> **Request**
Examine each line of the data. Copy those that contain the string "Component".

> **Extracted information**
·····
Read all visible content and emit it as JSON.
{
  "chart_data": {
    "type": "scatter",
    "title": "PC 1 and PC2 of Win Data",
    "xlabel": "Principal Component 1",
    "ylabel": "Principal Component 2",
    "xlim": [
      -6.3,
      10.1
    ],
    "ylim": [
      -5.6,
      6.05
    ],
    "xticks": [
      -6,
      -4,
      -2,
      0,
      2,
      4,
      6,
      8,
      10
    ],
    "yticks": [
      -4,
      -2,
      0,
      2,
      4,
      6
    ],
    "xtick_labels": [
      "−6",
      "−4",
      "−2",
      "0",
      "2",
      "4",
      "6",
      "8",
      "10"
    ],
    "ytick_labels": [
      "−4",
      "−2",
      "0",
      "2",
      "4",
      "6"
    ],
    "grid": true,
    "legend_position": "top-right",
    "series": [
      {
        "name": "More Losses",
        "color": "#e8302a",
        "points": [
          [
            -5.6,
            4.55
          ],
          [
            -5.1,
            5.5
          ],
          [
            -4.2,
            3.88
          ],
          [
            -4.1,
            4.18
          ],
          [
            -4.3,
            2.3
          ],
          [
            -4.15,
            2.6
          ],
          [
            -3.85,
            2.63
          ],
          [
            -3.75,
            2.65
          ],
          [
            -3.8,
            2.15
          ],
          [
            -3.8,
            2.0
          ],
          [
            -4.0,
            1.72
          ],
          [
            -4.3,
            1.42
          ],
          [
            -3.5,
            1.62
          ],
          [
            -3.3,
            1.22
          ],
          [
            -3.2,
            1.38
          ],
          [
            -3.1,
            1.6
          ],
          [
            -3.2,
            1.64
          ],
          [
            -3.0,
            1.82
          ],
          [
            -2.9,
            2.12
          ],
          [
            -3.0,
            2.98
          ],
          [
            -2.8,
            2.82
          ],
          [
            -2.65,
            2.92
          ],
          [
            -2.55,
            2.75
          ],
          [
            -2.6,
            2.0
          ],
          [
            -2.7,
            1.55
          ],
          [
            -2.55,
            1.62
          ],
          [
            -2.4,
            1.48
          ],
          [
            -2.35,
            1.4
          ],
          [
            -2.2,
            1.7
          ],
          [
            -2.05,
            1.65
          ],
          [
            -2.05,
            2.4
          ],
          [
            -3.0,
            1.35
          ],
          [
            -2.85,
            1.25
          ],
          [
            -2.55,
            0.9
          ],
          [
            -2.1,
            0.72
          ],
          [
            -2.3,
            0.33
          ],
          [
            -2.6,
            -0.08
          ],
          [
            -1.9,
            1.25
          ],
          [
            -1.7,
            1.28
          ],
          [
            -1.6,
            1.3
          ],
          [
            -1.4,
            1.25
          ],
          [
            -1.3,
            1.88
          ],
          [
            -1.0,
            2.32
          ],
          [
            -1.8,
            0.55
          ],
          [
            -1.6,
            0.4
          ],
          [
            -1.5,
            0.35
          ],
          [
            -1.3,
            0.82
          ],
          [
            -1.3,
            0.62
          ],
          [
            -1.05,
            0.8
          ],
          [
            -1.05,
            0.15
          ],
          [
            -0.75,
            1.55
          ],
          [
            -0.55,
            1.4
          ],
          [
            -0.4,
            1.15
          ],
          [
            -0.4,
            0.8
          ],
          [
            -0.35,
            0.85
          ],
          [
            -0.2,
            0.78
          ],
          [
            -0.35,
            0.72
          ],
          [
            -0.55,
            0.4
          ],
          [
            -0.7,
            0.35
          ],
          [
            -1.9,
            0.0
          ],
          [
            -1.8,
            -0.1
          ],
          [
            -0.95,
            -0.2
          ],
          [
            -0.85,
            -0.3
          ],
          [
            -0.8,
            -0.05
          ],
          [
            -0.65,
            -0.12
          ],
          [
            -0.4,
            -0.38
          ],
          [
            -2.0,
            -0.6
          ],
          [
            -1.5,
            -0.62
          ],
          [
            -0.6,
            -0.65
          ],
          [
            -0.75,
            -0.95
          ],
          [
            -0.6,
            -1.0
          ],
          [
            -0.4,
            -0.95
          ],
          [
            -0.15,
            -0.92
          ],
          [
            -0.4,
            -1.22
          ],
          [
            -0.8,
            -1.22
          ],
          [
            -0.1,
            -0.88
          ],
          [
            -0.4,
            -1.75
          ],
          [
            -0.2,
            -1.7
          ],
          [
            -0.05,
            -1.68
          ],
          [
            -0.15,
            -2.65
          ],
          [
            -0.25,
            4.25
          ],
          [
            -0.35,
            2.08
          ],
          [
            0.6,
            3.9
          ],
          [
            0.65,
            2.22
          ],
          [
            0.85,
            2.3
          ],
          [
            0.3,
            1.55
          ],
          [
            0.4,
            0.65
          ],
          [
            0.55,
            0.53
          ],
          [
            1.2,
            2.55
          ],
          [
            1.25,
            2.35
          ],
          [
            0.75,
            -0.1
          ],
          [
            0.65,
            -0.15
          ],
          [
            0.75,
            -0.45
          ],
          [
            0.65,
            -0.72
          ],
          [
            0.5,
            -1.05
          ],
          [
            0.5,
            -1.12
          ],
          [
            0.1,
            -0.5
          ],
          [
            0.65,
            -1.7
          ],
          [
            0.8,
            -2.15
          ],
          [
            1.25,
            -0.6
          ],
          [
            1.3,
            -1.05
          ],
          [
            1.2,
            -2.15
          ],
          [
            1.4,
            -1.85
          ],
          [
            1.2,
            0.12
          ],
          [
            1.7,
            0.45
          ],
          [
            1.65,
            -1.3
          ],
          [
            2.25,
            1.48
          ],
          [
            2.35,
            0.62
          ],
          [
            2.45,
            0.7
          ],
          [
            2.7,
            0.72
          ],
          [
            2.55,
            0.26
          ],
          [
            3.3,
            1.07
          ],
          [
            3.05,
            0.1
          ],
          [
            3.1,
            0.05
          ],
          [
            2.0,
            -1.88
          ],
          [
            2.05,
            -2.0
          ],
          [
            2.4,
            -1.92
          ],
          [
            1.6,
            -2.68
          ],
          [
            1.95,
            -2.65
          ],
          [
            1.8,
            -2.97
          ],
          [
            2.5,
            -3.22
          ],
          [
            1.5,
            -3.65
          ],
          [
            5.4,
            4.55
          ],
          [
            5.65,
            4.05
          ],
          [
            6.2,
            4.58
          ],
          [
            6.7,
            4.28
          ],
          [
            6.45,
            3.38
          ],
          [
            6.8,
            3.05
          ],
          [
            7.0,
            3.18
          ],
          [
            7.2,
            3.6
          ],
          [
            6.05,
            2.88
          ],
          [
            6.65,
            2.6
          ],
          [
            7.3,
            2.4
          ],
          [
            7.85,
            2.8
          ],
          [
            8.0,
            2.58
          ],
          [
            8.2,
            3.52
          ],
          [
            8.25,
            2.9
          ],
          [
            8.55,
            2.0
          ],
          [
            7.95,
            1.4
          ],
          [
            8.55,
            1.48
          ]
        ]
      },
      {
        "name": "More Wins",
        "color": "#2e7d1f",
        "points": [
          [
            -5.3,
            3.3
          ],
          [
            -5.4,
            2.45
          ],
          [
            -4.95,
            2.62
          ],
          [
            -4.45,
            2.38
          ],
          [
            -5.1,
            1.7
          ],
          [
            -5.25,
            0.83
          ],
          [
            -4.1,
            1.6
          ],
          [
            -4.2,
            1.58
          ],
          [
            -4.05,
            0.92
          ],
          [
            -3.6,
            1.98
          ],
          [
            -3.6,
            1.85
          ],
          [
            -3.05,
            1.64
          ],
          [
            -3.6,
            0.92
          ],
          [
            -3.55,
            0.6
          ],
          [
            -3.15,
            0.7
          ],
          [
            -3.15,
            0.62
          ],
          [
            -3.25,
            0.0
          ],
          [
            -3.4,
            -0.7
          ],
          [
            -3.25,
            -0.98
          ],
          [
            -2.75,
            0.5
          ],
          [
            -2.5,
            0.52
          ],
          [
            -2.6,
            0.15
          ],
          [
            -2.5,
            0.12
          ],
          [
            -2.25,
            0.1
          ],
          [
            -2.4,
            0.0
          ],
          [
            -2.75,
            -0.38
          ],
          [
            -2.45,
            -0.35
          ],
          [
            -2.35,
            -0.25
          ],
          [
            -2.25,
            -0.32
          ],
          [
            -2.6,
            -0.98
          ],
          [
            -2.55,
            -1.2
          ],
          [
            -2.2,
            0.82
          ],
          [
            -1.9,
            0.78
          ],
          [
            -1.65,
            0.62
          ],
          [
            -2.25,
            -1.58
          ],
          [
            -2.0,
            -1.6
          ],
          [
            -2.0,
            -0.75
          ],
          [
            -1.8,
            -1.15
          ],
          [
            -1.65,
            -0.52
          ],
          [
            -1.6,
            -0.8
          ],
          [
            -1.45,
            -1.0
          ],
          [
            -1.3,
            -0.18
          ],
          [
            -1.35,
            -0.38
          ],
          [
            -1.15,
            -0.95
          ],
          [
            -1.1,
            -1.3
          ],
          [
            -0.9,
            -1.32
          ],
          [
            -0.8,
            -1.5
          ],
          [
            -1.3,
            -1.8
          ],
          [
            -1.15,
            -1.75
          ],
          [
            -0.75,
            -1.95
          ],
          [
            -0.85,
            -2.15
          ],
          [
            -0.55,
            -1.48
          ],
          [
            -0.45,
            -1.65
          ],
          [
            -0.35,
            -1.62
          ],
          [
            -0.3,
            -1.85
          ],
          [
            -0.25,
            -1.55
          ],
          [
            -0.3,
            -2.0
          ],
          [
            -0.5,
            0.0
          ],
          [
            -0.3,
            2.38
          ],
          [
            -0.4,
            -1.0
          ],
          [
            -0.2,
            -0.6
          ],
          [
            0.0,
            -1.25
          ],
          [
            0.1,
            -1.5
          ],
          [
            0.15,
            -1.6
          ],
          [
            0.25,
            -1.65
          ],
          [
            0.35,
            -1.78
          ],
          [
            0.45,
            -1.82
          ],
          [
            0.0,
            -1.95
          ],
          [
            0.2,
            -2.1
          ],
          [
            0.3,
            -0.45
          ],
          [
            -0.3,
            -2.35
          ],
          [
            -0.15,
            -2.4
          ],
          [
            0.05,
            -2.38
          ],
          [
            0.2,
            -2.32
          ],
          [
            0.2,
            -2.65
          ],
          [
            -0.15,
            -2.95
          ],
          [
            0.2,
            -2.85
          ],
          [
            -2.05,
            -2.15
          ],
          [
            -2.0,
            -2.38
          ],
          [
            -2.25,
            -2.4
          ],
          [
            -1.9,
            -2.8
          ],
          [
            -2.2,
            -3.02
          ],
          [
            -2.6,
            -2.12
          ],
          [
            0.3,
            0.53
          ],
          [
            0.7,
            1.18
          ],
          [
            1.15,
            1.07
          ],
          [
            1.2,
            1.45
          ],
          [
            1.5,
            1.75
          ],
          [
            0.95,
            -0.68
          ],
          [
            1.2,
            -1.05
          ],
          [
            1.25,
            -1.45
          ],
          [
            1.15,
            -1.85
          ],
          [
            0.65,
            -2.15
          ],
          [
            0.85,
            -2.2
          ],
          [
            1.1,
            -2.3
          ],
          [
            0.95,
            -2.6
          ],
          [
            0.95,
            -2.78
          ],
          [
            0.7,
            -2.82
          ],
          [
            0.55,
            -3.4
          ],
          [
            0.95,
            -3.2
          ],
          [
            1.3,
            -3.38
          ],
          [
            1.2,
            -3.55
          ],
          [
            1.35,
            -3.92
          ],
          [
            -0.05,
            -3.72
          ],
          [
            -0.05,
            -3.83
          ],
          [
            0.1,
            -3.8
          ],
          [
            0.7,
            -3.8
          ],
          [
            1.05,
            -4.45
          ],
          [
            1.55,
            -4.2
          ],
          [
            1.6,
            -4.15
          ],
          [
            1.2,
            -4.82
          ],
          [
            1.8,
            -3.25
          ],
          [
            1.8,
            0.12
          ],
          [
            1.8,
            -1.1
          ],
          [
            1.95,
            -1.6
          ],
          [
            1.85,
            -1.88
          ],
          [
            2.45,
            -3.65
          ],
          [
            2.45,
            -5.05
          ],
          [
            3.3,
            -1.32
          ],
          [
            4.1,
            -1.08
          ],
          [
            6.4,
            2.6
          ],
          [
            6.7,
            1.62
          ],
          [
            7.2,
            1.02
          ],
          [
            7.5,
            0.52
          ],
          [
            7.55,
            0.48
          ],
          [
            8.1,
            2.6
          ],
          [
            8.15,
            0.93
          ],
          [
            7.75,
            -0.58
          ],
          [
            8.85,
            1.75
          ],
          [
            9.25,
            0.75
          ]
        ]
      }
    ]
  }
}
·····
> **Full output**
    "xlabel": "Principal Component 1",
    "ylabel": "Principal Component 2",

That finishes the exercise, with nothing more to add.